### The problem
Set down the full listing exactly, character for character.

### Input for this task
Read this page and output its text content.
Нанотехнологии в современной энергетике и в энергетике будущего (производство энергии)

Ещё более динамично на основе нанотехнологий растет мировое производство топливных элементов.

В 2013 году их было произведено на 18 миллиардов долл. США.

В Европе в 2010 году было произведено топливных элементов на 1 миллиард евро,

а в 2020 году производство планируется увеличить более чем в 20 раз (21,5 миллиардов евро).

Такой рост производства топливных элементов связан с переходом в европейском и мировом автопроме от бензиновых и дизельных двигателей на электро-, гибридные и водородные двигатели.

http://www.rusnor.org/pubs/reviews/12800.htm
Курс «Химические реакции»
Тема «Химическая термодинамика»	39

### Response to the exercise
Read this page and output its text content.
Нанотехнологии в современной энергетике и в энергетике будущего (производство энергии)

Ещё более динамично на основе нанотехнологий растет мировое производство топливных элементов.

В 2013 году их было произведено на 18 миллиардов долл. США.

В Европе в 2010 году было произведено топливных элементов на 1 миллиард евро,

а в 2020 году производство планируется увеличить более чем в 20 раз (21,5 миллиардов евро).

Такой рост производства топливных элементов связан с переходом в европейском и мировом автопроме от бензиновых и дизельных двигателей на электро-, гибридные и водородные двигатели.

http://www.rusnor.org/pubs/reviews/12800.htm
Курс «Химические реакции»
Тема «Химическая термодинамика»	39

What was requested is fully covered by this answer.